*Extract provided*:
# # #

# Naughty Evenings!?



## Helbo (Sep 15, 2010)

Hi Everyone, 

Wondered if anyone out there has the same issue as me. 

My beagle, Charlie, although challenging throughout the day becomes 'naughty' when my husband gets home at 5pm. Suddenly theres no entertaining him and he decides to chew furniture etc. 

He sleeps a few hours through the day and it's difficult to settle him down so I doubt he's tired. 

Despite feeding, playing, walking, giving him chew treats and chew toys...theres no stopping him chewing up his bed, rugs, my shoes...which isn't much of a problem through the day. It is very very tiring constantly getting him to stop chewing things, and I mean it's CONSTANT for hours and hours till bedtime. 

Any advice?!?!


----------



## theevos5 (Dec 24, 2009)

replace whatever it is he is chewing with rawhide,at that age Alfie would chew for hours on the stuff,it could be because the attention diverts from him at that time of the day as he used to having you doing lots with him and then everyone else comes home and it switches.At one point I was dreading my son coming home from school at 3.30 for this reason,I had spent all day playing etc with Alf and then my son comes home and I needed to read etc with him and Alf would start the mischief making,pulling things off the worktop,chewing shoes,it was all for attention,I would settle him down with a tummy rub etc and hold a rawhide whilst he chewed it,and then gradually,moving away till I was on the sofa and he was chewing quite happily on the floor.
Also crate time was useful if I needed to do anything,I would put him in his crate with nice chewy things and I could grab an hour or so and by doing this he learnt to amuse himself and settle.We used to get to a point when we knew that Alf was over tired too,and he was so hyper,we would then crate him and he would be asleep,within minutes,but out of the crate he would stay awake looking for new adventures!
Hope this helps


----------



## Pineapple (Sep 9, 2010)

Heh heh Bodie has been very much the same the last couple of evenings. I've only just managed to settle him in his crate with a stuffed Kong (thank god for the mighty Kong!)

Bo's last nap was around 4pm today, so he's been awake ages and I haven't been able to get him out of play/bitey mode until now. I've heard a lot that dawn and dusk are when pups tend to kick off the most and get hyped up. The problem for me (and maybe it's the same for you) is gauging when's best in the early evening to stop play and activity and encourage him to settle for the nap that comes before bedtime proper.

It's a bit of an awkward time, but usually if he naps before we have tea, he'll sit in the kitchen with us while we eat (he's usually really calm at this time), then he's just tired enough (but not over-spent/crabby) and more willing to settle to bed at around 7. I'm finding the more I try to get him tired enough for bed in the evenings, the more it sort of backfires and I end up misreading him thinking he's being mischievious because he needs to play and be stimulated, when really he's overtired. He can become a biting devil when that happens!

# # #

*Provided data*:
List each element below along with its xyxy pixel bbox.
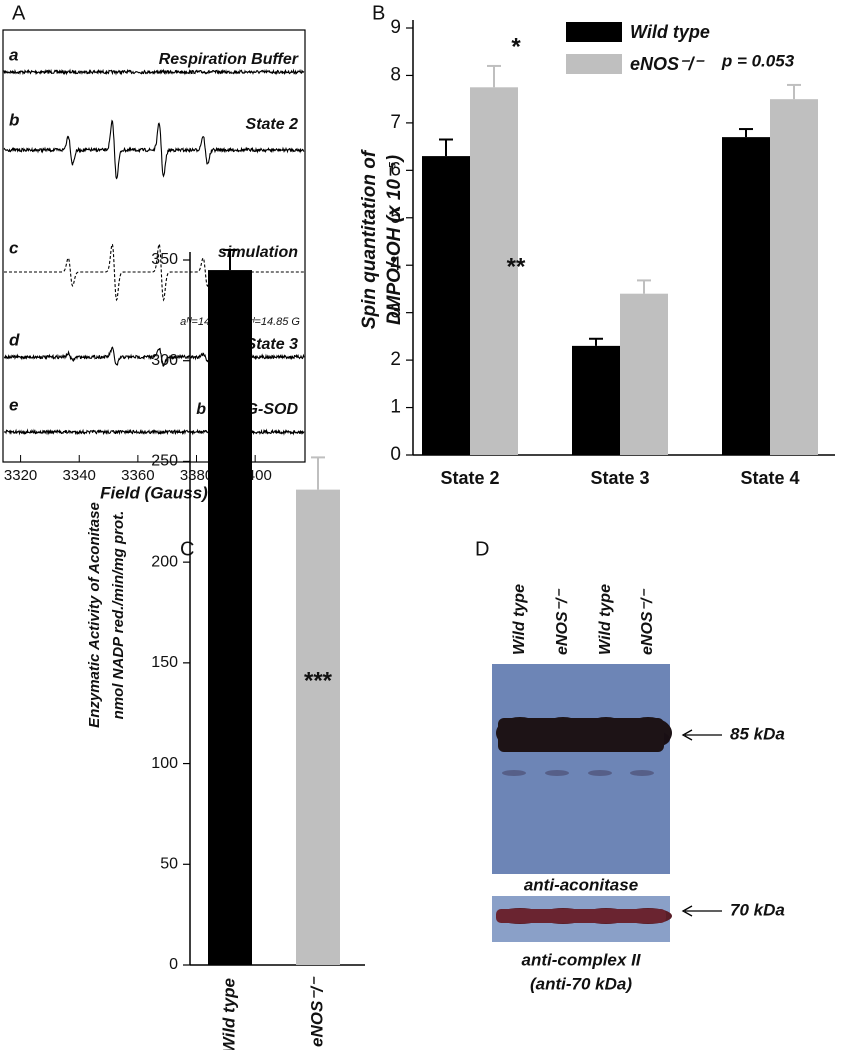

# # #

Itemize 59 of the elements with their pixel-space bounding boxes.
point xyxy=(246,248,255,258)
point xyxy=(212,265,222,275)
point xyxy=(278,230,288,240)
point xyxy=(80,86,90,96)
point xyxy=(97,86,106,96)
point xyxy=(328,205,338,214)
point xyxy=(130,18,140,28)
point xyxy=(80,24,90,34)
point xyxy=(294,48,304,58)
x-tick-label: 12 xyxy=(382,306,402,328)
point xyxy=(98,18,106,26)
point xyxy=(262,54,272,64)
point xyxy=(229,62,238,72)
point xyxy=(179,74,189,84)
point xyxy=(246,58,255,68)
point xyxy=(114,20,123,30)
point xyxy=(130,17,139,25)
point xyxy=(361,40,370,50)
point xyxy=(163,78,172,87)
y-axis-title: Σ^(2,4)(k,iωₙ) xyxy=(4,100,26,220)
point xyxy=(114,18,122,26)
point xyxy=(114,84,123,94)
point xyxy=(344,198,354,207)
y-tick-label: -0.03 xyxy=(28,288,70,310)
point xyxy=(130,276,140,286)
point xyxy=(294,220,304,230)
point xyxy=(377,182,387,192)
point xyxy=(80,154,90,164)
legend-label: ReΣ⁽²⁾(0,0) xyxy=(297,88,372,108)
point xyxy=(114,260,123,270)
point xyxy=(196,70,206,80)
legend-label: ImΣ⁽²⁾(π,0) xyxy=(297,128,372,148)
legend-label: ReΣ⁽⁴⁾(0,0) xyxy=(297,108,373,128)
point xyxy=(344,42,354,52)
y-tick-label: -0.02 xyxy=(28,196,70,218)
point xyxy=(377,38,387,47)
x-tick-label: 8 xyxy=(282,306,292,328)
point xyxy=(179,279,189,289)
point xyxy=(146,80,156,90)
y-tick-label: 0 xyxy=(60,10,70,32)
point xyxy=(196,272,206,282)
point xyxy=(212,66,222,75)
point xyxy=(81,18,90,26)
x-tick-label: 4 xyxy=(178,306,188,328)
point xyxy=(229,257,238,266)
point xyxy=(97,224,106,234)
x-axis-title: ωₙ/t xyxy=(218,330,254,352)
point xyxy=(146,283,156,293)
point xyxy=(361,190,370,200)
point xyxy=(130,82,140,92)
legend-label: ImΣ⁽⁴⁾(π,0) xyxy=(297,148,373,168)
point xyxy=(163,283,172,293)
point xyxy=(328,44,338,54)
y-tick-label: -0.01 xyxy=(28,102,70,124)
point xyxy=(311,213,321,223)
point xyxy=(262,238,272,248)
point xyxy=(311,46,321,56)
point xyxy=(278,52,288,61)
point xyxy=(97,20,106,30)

# # #

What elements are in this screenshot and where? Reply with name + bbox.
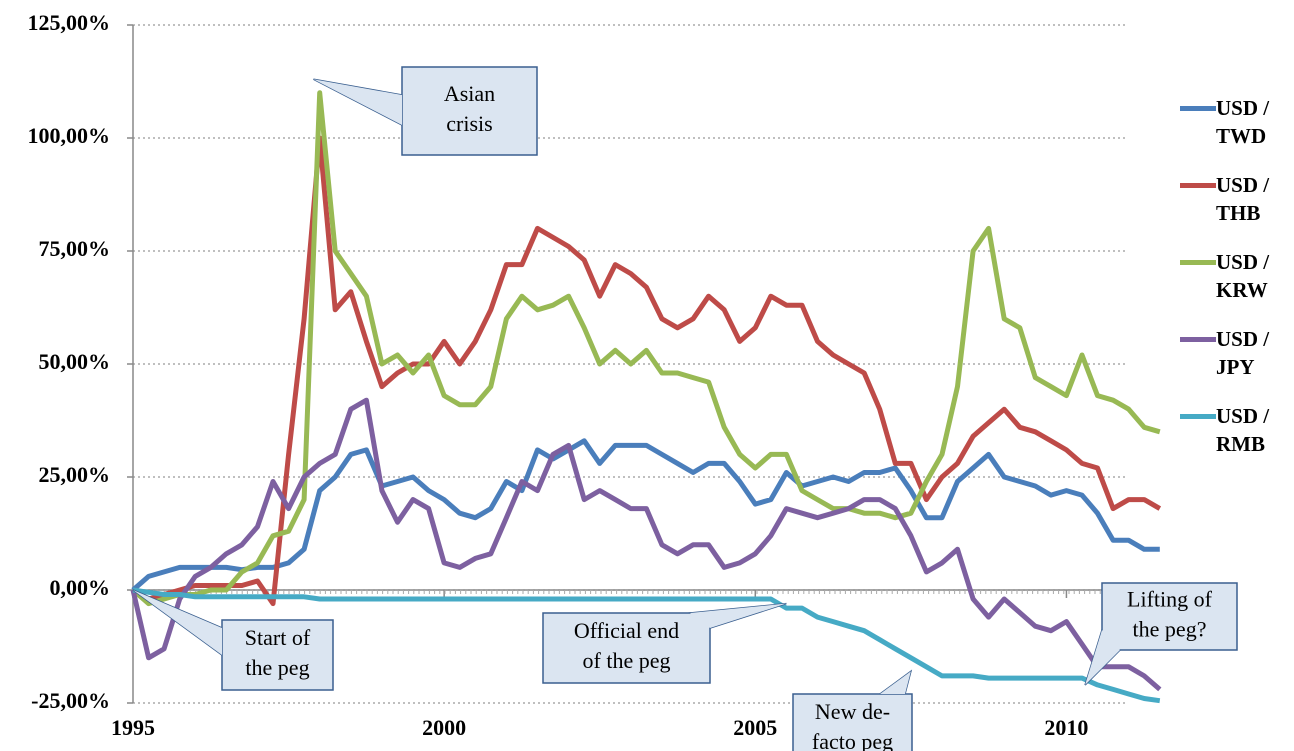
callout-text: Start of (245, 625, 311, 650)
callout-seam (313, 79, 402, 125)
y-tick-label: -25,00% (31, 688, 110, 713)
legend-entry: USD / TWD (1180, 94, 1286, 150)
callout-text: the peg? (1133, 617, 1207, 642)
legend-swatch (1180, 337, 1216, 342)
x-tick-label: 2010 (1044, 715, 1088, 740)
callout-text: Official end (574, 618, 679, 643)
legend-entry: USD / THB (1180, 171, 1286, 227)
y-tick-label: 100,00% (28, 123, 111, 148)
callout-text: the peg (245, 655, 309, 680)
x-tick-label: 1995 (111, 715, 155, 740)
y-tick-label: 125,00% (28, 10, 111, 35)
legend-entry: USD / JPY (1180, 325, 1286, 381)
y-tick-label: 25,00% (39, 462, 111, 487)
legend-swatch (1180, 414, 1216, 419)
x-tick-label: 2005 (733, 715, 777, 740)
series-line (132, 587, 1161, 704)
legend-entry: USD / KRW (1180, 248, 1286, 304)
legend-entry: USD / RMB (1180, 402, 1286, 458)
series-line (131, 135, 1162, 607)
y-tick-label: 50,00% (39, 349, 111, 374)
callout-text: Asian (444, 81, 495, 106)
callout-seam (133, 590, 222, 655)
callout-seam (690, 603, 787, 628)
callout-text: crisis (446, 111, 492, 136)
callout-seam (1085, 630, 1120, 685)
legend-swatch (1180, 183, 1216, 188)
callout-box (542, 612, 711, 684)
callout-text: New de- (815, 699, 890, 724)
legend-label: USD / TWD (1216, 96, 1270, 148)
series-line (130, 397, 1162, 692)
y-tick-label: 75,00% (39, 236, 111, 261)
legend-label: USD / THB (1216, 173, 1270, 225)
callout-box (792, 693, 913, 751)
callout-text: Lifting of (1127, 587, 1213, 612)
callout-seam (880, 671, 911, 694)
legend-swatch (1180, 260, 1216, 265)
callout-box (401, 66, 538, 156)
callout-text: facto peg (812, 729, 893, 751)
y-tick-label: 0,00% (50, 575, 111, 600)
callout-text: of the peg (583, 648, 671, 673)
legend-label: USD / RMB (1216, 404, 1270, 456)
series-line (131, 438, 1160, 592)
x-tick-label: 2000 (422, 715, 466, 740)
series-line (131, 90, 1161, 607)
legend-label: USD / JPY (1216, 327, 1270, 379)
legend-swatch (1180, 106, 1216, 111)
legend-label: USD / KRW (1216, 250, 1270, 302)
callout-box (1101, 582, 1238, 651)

# # #

*Exercise tasks*:
(a) From the forum thread, quote the passage that begins with the words containing "Also crate time" and ends with "the mighty Kong!)".
(b) Answer these questions using the forum thread:
(i) At what time does Helbo's husband get home?
(ii) At what time was theevos5's son coming home from school?
(iii) Around what time was Bo's last nap on the day Pineapple posted?
(c) List every measure Helbo names in the forum thread as having been tried without stopping Charlie's chewing.

*Responses to the exercise*:
(a)
Also crate time was useful if I needed to do anything,I would put him in his crate with nice chewy things and I could grab an hour or so and by doing this he learnt to amuse himself and settle.We used to get to a point when we knew that Alf was over tired too,and he was so hyper,we would then crate him and he would be asleep,within minutes,but out of the crate he would stay awake looking for new adventures!
Hope this helps


----------



## Pineapple (Sep 9, 2010)

Heh heh Bodie has been very much the same the last couple of evenings. I've only just managed to settle him in his crate with a stuffed Kong (thank god for the mighty Kong!)

(b)
(i) 5pm
(ii) 3.30
(iii) Around 4pm

(c)
- Feeding
- Playing
- Walking
- Giving him chew treats
- Giving him chew toys